──────── Data provided ────────
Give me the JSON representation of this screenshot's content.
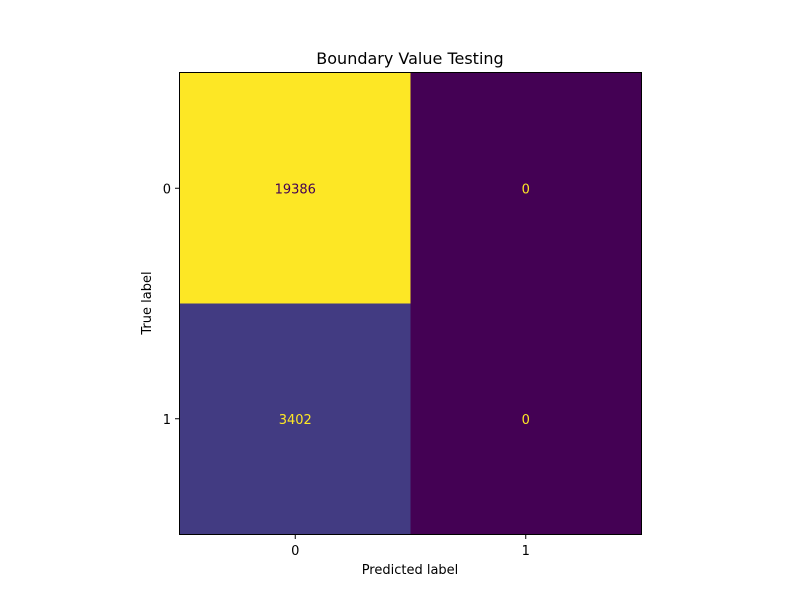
{
  "chart_data": {
    "type": "heatmap",
    "title": "Boundary Value Testing",
    "xlabel": "Predicted label",
    "ylabel": "True label",
    "x_categories": [
      "0",
      "1"
    ],
    "y_categories": [
      "0",
      "1"
    ],
    "matrix": [
      [
        19386,
        0
      ],
      [
        3402,
        0
      ]
    ],
    "cell_labels": [
      [
        "19386",
        "0"
      ],
      [
        "3402",
        "0"
      ]
    ],
    "colormap": "viridis",
    "grid": false,
    "colorbar": false
  },
  "colors": {
    "high": "#fde725",
    "mid": "#3b3f86",
    "low": "#440154",
    "text_on_dark": "#fde725",
    "text_on_light": "#440154"
  }
}
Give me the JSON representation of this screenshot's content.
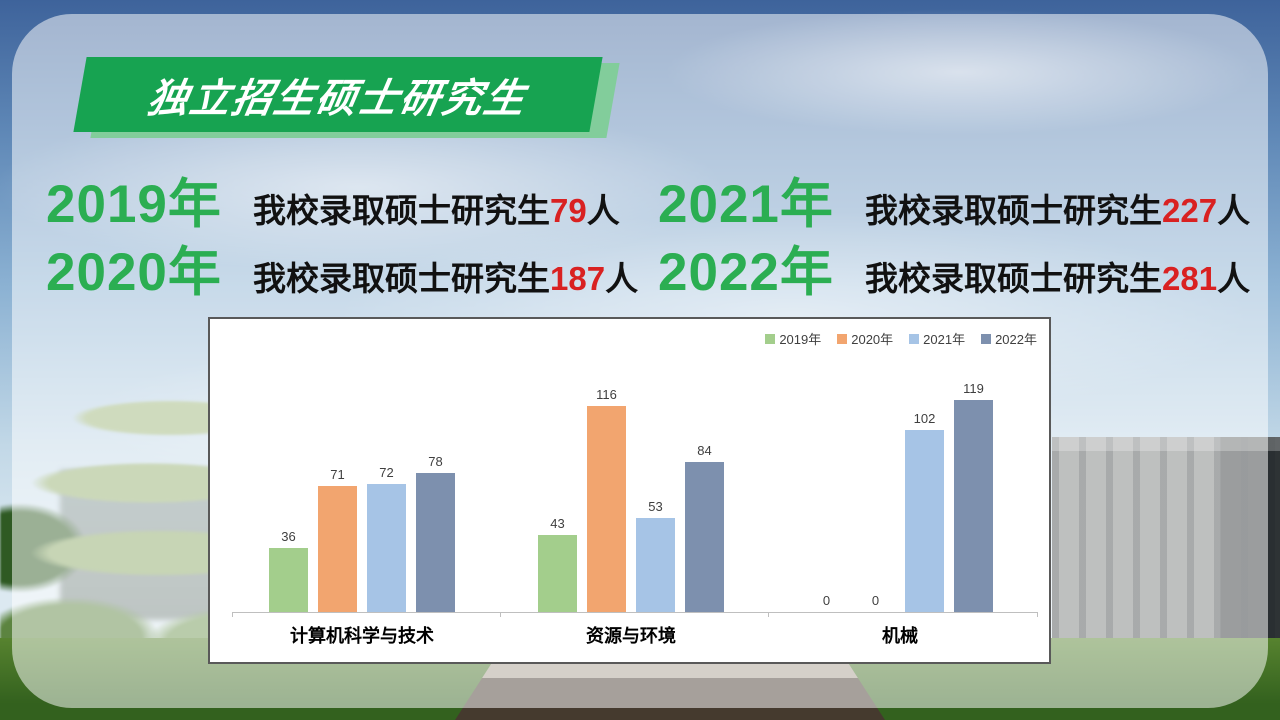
{
  "banner": {
    "title": "独立招生硕士研究生",
    "bg_color": "#17A351",
    "shadow_color": "#82CD9B"
  },
  "stats_note": "display order is row-major: left column then right column per row",
  "stats": [
    {
      "year": "2019年",
      "prefix": "我校录取硕士研究生",
      "count": "79",
      "suffix": "人"
    },
    {
      "year": "2021年",
      "prefix": "我校录取硕士研究生",
      "count": "227",
      "suffix": "人"
    },
    {
      "year": "2020年",
      "prefix": "我校录取硕士研究生",
      "count": "187",
      "suffix": "人"
    },
    {
      "year": "2022年",
      "prefix": "我校录取硕士研究生",
      "count": "281",
      "suffix": "人"
    }
  ],
  "colors": {
    "year_green": "#2BAE52",
    "count_red": "#D92121",
    "body_text": "#111111"
  },
  "chart_data": {
    "type": "bar",
    "title": "",
    "xlabel": "",
    "ylabel": "",
    "categories": [
      "计算机科学与技术",
      "资源与环境",
      "机械"
    ],
    "series": [
      {
        "name": "2019年",
        "color": "#A3CE8C",
        "values": [
          36,
          43,
          0
        ]
      },
      {
        "name": "2020年",
        "color": "#F2A56F",
        "values": [
          71,
          116,
          0
        ]
      },
      {
        "name": "2021年",
        "color": "#A6C4E6",
        "values": [
          72,
          53,
          102
        ]
      },
      {
        "name": "2022年",
        "color": "#7D90AE",
        "values": [
          78,
          84,
          119
        ]
      }
    ],
    "ylim": [
      0,
      130
    ],
    "grid": false,
    "value_labels": true,
    "legend_position": "top-right"
  }
}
────────
Work to be completed. Copy and report every line where the word "title" is present.

Final answer.
    "title": "Boundary Value Testing",
    "title": "独立招生硕士研究生",
    "title": "",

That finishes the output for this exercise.